INSTRUCTION >>
Faithfully return all lines, omitting every embedded picture.

RECORDS PROVIDED >>
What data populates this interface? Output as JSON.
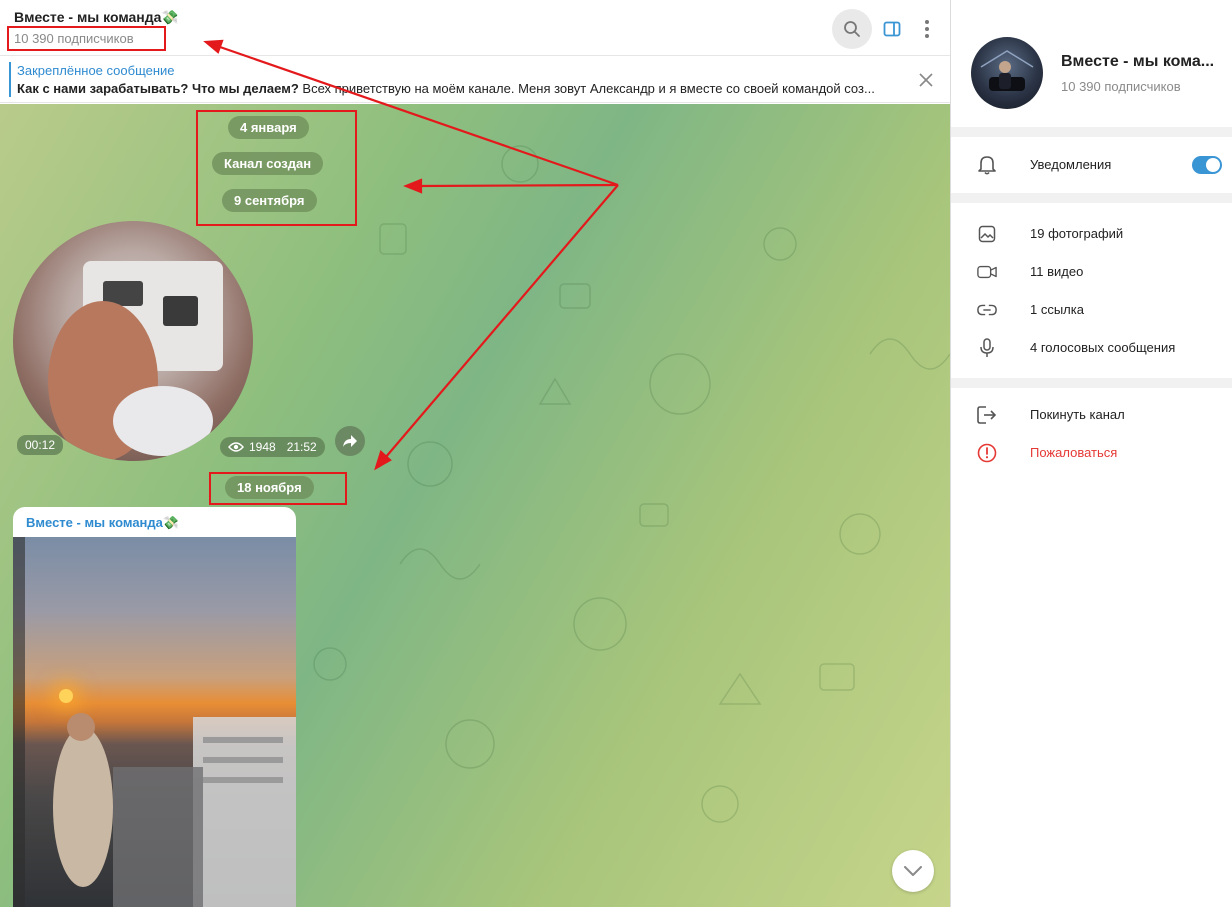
{
  "header": {
    "title": "Вместе - мы команда💸",
    "subscribers": "10 390 подписчиков",
    "search_icon": "search-icon",
    "sidebar_icon": "sidebar-toggle-icon",
    "more_icon": "more-vertical-icon"
  },
  "pinned": {
    "title": "Закреплённое сообщение",
    "bold_text": "Как с нами зарабатывать? Что мы делаем?",
    "text": " Всех приветствую на моём канале. Меня зовут Александр и  я вместе со своей командой соз..."
  },
  "chat": {
    "dates": [
      "4 января",
      "Канал создан",
      "9 сентября",
      "18 ноября"
    ],
    "video": {
      "duration": "00:12",
      "views": "1948",
      "time": "21:52"
    },
    "post": {
      "author": "Вместе - мы команда💸"
    }
  },
  "panel": {
    "name": "Вместе - мы кома...",
    "subscribers": "10 390 подписчиков",
    "notifications_label": "Уведомления",
    "notifications_on": true,
    "media": [
      {
        "icon": "photo-icon",
        "label": "19 фотографий"
      },
      {
        "icon": "video-icon",
        "label": "11 видео"
      },
      {
        "icon": "link-icon",
        "label": "1 ссылка"
      },
      {
        "icon": "microphone-icon",
        "label": "4 голосовых сообщения"
      }
    ],
    "actions": [
      {
        "icon": "leave-icon",
        "label": "Покинуть канал"
      },
      {
        "icon": "report-icon",
        "label": "Пожаловаться"
      }
    ]
  },
  "colors": {
    "accent": "#3a95d5",
    "annotation": "#e3191c",
    "danger": "#e53935"
  }
}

RESULT FOR THIS EXERCISE >>
What data populates this interface? Output as JSON.
{
  "header": {
    "title": "Вместе - мы команда💸",
    "subscribers": "10 390 подписчиков",
    "search_icon": "search-icon",
    "sidebar_icon": "sidebar-toggle-icon",
    "more_icon": "more-vertical-icon"
  },
  "pinned": {
    "title": "Закреплённое сообщение",
    "bold_text": "Как с нами зарабатывать? Что мы делаем?",
    "text": " Всех приветствую на моём канале. Меня зовут Александр и  я вместе со своей командой соз..."
  },
  "chat": {
    "dates": [
      "4 января",
      "Канал создан",
      "9 сентября",
      "18 ноября"
    ],
    "video": {
      "duration": "00:12",
      "views": "1948",
      "time": "21:52"
    },
    "post": {
      "author": "Вместе - мы команда💸"
    }
  },
  "panel": {
    "name": "Вместе - мы кома...",
    "subscribers": "10 390 подписчиков",
    "notifications_label": "Уведомления",
    "notifications_on": true,
    "media": [
      {
        "icon": "photo-icon",
        "label": "19 фотографий"
      },
      {
        "icon": "video-icon",
        "label": "11 видео"
      },
      {
        "icon": "link-icon",
        "label": "1 ссылка"
      },
      {
        "icon": "microphone-icon",
        "label": "4 голосовых сообщения"
      }
    ],
    "actions": [
      {
        "icon": "leave-icon",
        "label": "Покинуть канал"
      },
      {
        "icon": "report-icon",
        "label": "Пожаловаться"
      }
    ]
  },
  "colors": {
    "accent": "#3a95d5",
    "annotation": "#e3191c",
    "danger": "#e53935"
  }
}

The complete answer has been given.